**TASK TO CARRY OUT**. Return only this: the line with "Reverse-engineer this chart into JSON." and all the lines that follow it below, through the final one, exactly as they are.

(Figure record listings)
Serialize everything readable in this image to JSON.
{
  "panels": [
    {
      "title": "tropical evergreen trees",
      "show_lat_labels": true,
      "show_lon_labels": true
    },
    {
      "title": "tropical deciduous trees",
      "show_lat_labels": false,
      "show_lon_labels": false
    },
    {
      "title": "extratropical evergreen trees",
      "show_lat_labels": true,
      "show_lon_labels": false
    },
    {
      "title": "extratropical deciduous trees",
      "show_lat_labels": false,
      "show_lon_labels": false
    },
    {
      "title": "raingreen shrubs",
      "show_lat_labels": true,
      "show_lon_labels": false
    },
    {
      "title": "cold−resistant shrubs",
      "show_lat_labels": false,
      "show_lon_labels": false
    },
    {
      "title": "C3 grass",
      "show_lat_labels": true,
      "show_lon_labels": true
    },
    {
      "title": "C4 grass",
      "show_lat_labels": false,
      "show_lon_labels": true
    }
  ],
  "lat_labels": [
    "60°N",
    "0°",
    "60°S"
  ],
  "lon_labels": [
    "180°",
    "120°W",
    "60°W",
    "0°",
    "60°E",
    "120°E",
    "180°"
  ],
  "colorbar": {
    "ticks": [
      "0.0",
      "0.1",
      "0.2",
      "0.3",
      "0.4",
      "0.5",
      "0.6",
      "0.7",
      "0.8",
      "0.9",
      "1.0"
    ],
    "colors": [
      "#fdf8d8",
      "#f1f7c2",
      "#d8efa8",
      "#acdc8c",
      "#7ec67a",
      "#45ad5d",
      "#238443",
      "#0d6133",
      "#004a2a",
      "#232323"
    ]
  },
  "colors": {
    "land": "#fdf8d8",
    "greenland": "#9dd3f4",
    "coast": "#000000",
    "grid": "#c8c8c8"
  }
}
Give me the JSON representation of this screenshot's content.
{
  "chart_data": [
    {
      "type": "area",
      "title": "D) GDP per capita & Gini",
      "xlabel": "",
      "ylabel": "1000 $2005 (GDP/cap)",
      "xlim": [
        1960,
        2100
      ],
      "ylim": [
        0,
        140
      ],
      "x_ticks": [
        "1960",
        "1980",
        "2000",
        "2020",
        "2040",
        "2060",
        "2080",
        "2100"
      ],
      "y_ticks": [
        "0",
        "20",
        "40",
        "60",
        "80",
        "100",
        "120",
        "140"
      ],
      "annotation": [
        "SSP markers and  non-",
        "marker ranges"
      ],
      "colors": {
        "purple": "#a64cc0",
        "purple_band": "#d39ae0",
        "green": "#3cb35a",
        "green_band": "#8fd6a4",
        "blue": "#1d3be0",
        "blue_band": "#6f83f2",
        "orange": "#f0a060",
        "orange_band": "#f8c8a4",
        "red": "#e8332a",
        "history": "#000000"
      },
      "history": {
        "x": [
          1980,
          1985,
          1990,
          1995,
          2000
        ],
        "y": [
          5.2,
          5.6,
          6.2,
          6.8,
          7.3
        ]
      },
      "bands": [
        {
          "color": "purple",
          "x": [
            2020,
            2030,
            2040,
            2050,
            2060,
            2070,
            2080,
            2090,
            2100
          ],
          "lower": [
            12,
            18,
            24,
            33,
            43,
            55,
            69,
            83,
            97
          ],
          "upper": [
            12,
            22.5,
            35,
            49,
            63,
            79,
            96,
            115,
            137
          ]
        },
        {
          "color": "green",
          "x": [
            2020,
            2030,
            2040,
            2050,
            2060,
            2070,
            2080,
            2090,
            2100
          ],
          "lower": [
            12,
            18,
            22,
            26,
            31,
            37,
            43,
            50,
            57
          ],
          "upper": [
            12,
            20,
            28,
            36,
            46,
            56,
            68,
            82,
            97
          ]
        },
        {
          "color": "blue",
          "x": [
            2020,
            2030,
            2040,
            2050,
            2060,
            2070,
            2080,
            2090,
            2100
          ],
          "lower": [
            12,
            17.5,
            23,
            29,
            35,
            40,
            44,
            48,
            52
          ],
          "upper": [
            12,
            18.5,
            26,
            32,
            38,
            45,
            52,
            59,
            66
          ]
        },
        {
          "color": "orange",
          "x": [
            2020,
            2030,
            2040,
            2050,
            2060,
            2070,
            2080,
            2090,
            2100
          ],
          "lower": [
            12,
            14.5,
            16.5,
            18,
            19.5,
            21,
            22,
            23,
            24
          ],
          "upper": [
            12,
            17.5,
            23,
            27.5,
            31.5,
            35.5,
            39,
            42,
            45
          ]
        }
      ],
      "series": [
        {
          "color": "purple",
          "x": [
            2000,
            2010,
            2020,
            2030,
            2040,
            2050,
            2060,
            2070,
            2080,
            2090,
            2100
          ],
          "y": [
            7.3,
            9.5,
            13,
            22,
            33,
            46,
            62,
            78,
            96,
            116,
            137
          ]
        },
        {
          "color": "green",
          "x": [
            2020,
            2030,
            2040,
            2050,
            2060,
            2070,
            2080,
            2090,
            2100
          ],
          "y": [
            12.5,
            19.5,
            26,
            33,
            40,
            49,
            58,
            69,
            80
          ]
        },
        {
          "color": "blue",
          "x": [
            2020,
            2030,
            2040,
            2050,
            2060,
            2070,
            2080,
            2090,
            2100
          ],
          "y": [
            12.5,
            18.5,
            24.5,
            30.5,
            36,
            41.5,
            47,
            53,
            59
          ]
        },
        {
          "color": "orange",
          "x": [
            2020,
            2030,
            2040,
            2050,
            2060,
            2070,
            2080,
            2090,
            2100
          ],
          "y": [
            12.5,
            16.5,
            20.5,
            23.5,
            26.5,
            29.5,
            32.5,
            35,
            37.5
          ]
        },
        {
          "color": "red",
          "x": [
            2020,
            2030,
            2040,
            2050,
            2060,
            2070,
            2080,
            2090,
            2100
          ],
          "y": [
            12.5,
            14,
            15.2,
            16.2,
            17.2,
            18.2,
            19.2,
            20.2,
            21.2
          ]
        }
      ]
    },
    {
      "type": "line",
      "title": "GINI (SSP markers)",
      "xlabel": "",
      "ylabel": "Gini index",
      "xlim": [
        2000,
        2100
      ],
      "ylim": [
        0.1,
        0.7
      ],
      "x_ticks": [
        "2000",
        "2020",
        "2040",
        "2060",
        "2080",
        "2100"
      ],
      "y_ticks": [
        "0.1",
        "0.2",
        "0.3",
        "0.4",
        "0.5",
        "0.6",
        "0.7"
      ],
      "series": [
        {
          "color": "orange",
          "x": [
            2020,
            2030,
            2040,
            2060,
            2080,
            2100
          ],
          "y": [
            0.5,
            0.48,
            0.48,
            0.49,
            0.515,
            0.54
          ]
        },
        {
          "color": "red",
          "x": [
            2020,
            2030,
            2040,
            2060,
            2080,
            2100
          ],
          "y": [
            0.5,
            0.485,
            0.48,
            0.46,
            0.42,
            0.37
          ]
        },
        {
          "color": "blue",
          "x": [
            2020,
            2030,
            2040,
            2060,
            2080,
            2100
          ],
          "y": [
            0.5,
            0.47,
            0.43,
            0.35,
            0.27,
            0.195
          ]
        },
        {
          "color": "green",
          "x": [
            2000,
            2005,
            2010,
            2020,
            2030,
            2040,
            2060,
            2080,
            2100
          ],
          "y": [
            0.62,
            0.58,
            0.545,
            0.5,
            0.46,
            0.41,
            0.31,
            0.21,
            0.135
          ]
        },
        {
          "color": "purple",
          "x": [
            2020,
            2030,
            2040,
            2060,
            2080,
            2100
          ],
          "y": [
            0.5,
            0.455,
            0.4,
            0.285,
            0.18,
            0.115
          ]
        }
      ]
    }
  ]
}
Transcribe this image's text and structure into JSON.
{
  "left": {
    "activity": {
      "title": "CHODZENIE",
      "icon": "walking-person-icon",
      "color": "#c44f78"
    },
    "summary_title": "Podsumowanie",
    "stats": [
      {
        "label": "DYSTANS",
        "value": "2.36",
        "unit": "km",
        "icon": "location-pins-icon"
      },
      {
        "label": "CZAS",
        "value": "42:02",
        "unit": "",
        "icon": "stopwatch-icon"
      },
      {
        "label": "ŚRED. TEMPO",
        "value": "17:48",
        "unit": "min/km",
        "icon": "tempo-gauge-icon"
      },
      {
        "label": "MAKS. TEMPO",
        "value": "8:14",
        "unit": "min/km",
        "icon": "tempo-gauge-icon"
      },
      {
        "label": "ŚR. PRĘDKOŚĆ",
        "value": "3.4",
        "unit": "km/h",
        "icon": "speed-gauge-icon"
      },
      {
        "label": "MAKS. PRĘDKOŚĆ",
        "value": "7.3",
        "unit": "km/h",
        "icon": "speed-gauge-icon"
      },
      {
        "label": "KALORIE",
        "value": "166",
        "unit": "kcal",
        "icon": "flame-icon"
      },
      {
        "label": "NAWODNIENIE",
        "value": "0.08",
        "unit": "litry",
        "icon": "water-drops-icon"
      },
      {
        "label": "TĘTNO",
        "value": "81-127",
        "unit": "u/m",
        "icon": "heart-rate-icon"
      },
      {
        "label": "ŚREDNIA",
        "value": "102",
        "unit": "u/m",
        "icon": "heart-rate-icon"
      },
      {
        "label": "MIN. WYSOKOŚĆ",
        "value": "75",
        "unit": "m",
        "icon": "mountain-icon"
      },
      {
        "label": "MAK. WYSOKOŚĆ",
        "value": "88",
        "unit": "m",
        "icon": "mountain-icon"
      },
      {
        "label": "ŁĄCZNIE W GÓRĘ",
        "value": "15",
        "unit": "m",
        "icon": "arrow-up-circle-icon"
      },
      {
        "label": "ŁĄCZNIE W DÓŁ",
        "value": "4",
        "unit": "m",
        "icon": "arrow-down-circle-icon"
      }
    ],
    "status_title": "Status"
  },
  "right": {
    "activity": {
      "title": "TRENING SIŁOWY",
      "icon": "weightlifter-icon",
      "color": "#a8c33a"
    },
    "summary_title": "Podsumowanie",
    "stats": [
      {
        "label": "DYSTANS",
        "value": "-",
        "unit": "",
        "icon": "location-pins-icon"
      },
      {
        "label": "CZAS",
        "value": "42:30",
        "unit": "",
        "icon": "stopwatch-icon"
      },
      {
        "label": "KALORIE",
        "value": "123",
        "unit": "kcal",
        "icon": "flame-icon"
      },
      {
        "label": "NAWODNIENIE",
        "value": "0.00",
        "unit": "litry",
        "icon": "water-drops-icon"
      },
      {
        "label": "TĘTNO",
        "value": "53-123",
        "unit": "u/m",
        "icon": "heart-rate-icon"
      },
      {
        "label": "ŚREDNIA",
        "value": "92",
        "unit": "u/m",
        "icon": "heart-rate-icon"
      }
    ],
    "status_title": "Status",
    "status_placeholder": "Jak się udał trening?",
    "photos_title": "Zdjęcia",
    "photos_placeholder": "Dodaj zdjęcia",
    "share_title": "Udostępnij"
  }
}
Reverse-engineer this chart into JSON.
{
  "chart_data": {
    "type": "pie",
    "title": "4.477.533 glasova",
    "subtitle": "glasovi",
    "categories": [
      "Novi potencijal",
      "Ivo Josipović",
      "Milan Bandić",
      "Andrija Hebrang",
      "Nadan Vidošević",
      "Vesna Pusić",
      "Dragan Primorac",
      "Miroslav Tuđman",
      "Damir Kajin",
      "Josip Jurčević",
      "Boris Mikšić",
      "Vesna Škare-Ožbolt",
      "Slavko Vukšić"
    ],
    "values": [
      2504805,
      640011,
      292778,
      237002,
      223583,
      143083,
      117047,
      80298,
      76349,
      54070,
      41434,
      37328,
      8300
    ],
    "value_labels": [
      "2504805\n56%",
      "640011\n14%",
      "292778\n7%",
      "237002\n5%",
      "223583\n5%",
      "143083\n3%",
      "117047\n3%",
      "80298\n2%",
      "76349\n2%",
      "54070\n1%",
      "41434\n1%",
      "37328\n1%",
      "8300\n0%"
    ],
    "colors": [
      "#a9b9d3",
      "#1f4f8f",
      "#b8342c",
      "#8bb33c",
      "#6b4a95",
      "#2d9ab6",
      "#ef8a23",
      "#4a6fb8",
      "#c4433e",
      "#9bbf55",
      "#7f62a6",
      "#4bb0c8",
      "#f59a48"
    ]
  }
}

**EXERCISE ANSWER**.
Reverse-engineer this chart into JSON.
{
  "chart_data": {
    "type": "pie",
    "title": "4.477.533 glasova",
    "subtitle": "glasovi",
    "categories": [
      "Novi potencijal",
      "Ivo Josipović",
      "Milan Bandić",
      "Andrija Hebrang",
      "Nadan Vidošević",
      "Vesna Pusić",
      "Dragan Primorac",
      "Miroslav Tuđman",
      "Damir Kajin",
      "Josip Jurčević",
      "Boris Mikšić",
      "Vesna Škare-Ožbolt",
      "Slavko Vukšić"
    ],
    "values": [
      2504805,
      640011,
      292778,
      237002,
      223583,
      143083,
      117047,
      80298,
      76349,
      54070,
      41434,
      37328,
      8300
    ],
    "value_labels": [
      "2504805\n56%",
      "640011\n14%",
      "292778\n7%",
      "237002\n5%",
      "223583\n5%",
      "143083\n3%",
      "117047\n3%",
      "80298\n2%",
      "76349\n2%",
      "54070\n1%",
      "41434\n1%",
      "37328\n1%",
      "8300\n0%"
    ],
    "colors": [
      "#a9b9d3",
      "#1f4f8f",
      "#b8342c",
      "#8bb33c",
      "#6b4a95",
      "#2d9ab6",
      "#ef8a23",
      "#4a6fb8",
      "#c4433e",
      "#9bbf55",
      "#7f62a6",
      "#4bb0c8",
      "#f59a48"
    ]
  }
}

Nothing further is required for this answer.